[Task requirements] The required output is a single number: how many lines of the material contain the string "ยงใต".

[Record excerpts]
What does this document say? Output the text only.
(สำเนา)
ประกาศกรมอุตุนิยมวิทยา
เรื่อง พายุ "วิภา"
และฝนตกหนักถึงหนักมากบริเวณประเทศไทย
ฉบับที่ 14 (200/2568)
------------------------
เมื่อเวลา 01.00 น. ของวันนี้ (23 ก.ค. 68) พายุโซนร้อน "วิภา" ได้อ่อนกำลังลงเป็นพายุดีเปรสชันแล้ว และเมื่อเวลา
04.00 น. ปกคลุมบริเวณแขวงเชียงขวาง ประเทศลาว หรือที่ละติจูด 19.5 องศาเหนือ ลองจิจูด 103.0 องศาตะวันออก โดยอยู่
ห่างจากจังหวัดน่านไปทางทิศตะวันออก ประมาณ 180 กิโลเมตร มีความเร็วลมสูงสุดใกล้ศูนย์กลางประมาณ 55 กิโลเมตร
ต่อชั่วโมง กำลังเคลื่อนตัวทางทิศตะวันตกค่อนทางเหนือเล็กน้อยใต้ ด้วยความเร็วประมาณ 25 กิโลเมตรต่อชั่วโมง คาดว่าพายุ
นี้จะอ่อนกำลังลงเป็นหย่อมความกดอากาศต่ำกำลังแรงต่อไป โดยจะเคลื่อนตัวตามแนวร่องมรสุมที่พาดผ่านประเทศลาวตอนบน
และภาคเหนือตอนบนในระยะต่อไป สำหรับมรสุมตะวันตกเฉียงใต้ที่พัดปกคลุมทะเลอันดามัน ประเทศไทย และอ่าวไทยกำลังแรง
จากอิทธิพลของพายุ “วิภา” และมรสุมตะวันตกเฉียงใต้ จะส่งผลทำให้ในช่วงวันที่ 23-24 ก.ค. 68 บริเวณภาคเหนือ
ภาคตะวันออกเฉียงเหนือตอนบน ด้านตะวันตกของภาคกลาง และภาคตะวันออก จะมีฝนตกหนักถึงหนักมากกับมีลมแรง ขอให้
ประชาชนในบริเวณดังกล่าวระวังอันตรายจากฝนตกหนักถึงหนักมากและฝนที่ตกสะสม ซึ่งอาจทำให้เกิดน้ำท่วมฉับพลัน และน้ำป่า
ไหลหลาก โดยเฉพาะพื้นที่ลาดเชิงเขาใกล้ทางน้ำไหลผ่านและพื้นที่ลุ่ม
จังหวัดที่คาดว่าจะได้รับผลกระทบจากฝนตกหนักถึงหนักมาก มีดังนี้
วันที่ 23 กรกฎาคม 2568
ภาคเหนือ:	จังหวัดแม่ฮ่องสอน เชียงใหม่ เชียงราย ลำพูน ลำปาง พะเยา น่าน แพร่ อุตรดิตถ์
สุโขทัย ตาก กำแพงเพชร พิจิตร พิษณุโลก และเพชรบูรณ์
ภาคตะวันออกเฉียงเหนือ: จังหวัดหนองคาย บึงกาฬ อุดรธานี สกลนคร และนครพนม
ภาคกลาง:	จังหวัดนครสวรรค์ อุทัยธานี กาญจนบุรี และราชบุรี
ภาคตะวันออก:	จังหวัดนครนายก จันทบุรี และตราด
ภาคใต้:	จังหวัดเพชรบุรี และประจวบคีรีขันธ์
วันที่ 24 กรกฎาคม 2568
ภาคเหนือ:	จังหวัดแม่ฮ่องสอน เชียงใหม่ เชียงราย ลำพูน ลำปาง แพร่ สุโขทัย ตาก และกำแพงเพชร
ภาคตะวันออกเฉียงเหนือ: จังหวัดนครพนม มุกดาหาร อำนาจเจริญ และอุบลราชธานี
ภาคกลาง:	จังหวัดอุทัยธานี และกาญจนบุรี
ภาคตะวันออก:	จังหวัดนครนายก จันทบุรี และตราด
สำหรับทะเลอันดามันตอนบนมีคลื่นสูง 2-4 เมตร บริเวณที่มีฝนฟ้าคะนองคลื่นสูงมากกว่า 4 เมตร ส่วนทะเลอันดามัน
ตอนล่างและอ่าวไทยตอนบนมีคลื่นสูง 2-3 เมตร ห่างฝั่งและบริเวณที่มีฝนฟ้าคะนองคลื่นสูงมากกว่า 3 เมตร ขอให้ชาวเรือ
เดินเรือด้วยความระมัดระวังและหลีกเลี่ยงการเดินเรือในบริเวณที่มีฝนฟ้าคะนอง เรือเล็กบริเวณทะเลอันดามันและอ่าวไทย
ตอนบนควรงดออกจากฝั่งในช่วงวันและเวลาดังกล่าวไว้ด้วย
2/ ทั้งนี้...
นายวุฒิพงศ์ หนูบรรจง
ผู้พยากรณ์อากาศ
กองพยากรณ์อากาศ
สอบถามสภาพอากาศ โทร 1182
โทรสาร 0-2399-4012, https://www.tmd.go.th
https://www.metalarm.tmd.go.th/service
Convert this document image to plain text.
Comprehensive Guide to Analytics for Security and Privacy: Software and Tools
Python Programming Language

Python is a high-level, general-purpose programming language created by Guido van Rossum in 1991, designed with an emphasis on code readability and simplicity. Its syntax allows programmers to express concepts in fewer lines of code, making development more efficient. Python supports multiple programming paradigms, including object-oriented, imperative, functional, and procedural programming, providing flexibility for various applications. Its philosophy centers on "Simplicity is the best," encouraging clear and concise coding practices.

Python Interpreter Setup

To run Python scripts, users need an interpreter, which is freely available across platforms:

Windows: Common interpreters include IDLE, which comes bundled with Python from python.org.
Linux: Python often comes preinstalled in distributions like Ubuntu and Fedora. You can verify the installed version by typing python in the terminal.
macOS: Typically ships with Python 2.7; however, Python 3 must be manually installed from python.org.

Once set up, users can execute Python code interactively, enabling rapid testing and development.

[Exercise output] 2